> _Exercise instructions_: Transcribe every record that appears below, exactly and in full.
<<<<
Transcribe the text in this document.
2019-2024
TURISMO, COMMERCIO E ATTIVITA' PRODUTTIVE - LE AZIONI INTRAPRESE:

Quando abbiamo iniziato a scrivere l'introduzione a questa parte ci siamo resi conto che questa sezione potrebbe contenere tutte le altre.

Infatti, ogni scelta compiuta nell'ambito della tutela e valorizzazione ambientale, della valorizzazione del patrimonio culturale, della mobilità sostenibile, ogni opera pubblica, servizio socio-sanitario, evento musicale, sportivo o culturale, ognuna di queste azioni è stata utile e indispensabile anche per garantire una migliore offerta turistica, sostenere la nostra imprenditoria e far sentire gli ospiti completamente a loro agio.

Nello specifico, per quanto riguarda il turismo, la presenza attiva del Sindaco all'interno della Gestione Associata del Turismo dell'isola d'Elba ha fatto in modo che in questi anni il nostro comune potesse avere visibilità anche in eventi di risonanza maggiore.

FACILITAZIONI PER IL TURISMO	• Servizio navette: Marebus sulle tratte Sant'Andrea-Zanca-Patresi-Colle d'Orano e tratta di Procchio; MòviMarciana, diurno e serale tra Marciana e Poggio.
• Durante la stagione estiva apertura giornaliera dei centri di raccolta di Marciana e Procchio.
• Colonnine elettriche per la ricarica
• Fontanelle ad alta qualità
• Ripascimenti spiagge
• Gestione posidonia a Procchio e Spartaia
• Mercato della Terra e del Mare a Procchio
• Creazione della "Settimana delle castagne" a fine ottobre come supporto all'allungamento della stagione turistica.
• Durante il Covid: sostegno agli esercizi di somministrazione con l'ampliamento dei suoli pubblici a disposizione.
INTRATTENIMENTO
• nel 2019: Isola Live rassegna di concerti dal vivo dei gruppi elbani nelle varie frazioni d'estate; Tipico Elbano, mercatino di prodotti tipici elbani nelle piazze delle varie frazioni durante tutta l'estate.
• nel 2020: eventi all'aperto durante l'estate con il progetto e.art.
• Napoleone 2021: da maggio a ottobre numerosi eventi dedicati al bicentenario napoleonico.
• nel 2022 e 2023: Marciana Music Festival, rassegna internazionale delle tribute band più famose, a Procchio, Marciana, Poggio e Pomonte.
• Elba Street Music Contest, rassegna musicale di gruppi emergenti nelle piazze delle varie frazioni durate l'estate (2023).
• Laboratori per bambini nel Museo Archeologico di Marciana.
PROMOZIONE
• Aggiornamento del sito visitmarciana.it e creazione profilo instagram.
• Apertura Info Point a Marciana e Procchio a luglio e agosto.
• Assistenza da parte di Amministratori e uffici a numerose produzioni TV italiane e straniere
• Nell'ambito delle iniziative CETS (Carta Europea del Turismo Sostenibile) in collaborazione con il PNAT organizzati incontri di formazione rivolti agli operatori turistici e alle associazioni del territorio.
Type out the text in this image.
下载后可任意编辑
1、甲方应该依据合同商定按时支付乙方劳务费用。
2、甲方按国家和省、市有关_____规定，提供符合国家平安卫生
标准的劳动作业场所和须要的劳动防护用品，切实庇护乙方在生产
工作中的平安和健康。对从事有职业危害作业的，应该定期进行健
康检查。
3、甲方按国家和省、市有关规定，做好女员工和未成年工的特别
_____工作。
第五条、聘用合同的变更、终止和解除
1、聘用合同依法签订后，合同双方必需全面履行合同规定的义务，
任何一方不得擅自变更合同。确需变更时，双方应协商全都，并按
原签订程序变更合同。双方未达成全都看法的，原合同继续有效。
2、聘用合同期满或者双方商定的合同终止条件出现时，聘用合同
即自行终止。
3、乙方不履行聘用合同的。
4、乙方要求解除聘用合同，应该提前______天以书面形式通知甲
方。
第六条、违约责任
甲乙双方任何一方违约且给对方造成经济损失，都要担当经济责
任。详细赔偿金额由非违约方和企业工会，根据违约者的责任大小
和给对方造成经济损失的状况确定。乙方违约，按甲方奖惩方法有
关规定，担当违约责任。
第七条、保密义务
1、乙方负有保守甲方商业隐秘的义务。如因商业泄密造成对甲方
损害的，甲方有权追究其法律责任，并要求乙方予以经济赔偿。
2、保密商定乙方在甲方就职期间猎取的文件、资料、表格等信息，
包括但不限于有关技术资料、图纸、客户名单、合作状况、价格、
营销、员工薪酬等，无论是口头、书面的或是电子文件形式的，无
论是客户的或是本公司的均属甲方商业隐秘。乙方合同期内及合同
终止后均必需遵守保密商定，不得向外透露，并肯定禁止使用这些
>>>>
> _Solution_:
Transcribe the text in this document.
2019-2024
TURISMO, COMMERCIO E ATTIVITA' PRODUTTIVE - LE AZIONI INTRAPRESE:

Quando abbiamo iniziato a scrivere l'introduzione a questa parte ci siamo resi conto che questa sezione potrebbe contenere tutte le altre.

Infatti, ogni scelta compiuta nell'ambito della tutela e valorizzazione ambientale, della valorizzazione del patrimonio culturale, della mobilità sostenibile, ogni opera pubblica, servizio socio-sanitario, evento musicale, sportivo o culturale, ognuna di queste azioni è stata utile e indispensabile anche per garantire una migliore offerta turistica, sostenere la nostra imprenditoria e far sentire gli ospiti completamente a loro agio.

Nello specifico, per quanto riguarda il turismo, la presenza attiva del Sindaco all'interno della Gestione Associata del Turismo dell'isola d'Elba ha fatto in modo che in questi anni il nostro comune potesse avere visibilità anche in eventi di risonanza maggiore.

FACILITAZIONI PER IL TURISMO	• Servizio navette: Marebus sulle tratte Sant'Andrea-Zanca-Patresi-Colle d'Orano e tratta di Procchio; MòviMarciana, diurno e serale tra Marciana e Poggio.
• Durante la stagione estiva apertura giornaliera dei centri di raccolta di Marciana e Procchio.
• Colonnine elettriche per la ricarica
• Fontanelle ad alta qualità
• Ripascimenti spiagge
• Gestione posidonia a Procchio e Spartaia
• Mercato della Terra e del Mare a Procchio
• Creazione della "Settimana delle castagne" a fine ottobre come supporto all'allungamento della stagione turistica.
• Durante il Covid: sostegno agli esercizi di somministrazione con l'ampliamento dei suoli pubblici a disposizione.
INTRATTENIMENTO
• nel 2019: Isola Live rassegna di concerti dal vivo dei gruppi elbani nelle varie frazioni d'estate; Tipico Elbano, mercatino di prodotti tipici elbani nelle piazze delle varie frazioni durante tutta l'estate.
• nel 2020: eventi all'aperto durante l'estate con il progetto e.art.
• Napoleone 2021: da maggio a ottobre numerosi eventi dedicati al bicentenario napoleonico.
• nel 2022 e 2023: Marciana Music Festival, rassegna internazionale delle tribute band più famose, a Procchio, Marciana, Poggio e Pomonte.
• Elba Street Music Contest, rassegna musicale di gruppi emergenti nelle piazze delle varie frazioni durate l'estate (2023).
• Laboratori per bambini nel Museo Archeologico di Marciana.
PROMOZIONE
• Aggiornamento del sito visitmarciana.it e creazione profilo instagram.
• Apertura Info Point a Marciana e Procchio a luglio e agosto.
• Assistenza da parte di Amministratori e uffici a numerose produzioni TV italiane e straniere
• Nell'ambito delle iniziative CETS (Carta Europea del Turismo Sostenibile) in collaborazione con il PNAT organizzati incontri di formazione rivolti agli operatori turistici e alle associazioni del territorio.
Type out the text in this image.
下载后可任意编辑
1、甲方应该依据合同商定按时支付乙方劳务费用。
2、甲方按国家和省、市有关_____规定，提供符合国家平安卫生
标准的劳动作业场所和须要的劳动防护用品，切实庇护乙方在生产
工作中的平安和健康。对从事有职业危害作业的，应该定期进行健
康检查。
3、甲方按国家和省、市有关规定，做好女员工和未成年工的特别
_____工作。
第五条、聘用合同的变更、终止和解除
1、聘用合同依法签订后，合同双方必需全面履行合同规定的义务，
任何一方不得擅自变更合同。确需变更时，双方应协商全都，并按
原签订程序变更合同。双方未达成全都看法的，原合同继续有效。
2、聘用合同期满或者双方商定的合同终止条件出现时，聘用合同
即自行终止。
3、乙方不履行聘用合同的。
4、乙方要求解除聘用合同，应该提前______天以书面形式通知甲
方。
第六条、违约责任
甲乙双方任何一方违约且给对方造成经济损失，都要担当经济责
任。详细赔偿金额由非违约方和企业工会，根据违约者的责任大小
和给对方造成经济损失的状况确定。乙方违约，按甲方奖惩方法有
关规定，担当违约责任。
第七条、保密义务
1、乙方负有保守甲方商业隐秘的义务。如因商业泄密造成对甲方
损害的，甲方有权追究其法律责任，并要求乙方予以经济赔偿。
2、保密商定乙方在甲方就职期间猎取的文件、资料、表格等信息，
包括但不限于有关技术资料、图纸、客户名单、合作状况、价格、
营销、员工薪酬等，无论是口头、书面的或是电子文件形式的，无
论是客户的或是本公司的均属甲方商业隐秘。乙方合同期内及合同
终止后均必需遵守保密商定，不得向外透露，并肯定禁止使用这些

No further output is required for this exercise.